- **WRITTEN INSTRUCTION**
Read the material below and tally how many lines hold the word "politika", giving the number and nothing else.

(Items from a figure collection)
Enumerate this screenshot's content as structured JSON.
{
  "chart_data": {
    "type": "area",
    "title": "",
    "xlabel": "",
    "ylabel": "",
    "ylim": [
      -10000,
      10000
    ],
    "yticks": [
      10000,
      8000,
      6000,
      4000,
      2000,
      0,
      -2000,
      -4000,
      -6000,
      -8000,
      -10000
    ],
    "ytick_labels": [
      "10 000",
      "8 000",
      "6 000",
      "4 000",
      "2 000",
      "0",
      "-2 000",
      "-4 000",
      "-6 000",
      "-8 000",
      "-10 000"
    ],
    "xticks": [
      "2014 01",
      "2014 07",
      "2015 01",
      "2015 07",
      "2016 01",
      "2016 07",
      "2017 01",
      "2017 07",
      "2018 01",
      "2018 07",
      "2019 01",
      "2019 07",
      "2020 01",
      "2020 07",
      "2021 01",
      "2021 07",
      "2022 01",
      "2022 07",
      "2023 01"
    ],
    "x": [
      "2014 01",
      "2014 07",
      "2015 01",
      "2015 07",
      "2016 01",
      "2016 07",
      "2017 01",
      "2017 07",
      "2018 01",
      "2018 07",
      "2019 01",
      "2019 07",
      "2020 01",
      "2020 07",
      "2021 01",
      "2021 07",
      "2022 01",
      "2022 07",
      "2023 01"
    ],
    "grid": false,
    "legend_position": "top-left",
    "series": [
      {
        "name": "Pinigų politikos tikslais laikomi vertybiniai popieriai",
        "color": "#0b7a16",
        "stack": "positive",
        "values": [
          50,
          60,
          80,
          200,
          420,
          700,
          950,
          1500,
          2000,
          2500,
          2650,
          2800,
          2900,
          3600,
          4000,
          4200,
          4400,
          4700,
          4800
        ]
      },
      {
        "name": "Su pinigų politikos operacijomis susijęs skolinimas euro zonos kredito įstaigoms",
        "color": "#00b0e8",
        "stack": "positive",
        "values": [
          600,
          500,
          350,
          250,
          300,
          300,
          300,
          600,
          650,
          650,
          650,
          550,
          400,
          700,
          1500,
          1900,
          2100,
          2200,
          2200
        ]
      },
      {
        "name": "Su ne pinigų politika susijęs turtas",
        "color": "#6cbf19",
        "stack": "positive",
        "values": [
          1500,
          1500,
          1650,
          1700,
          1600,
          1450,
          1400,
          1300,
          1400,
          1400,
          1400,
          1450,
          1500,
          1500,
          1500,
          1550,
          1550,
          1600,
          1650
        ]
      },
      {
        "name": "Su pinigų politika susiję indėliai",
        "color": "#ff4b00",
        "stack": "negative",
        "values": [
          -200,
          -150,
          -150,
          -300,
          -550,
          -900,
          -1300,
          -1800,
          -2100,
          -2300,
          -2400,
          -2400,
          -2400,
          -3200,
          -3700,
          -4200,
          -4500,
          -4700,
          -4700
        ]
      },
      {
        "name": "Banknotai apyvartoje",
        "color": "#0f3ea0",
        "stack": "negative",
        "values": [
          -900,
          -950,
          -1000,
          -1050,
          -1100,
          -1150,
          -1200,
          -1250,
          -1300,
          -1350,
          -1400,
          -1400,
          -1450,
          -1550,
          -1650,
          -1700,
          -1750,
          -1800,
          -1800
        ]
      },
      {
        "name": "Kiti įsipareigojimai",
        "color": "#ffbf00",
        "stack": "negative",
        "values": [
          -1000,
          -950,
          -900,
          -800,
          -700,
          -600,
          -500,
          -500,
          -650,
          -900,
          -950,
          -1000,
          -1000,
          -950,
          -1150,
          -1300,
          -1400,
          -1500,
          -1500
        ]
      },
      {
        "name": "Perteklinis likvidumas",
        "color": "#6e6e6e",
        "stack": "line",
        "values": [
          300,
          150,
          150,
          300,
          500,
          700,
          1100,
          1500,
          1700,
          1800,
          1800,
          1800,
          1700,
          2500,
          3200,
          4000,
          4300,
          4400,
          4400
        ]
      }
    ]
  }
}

- **ANSWER TO THIS PROBLEM**
2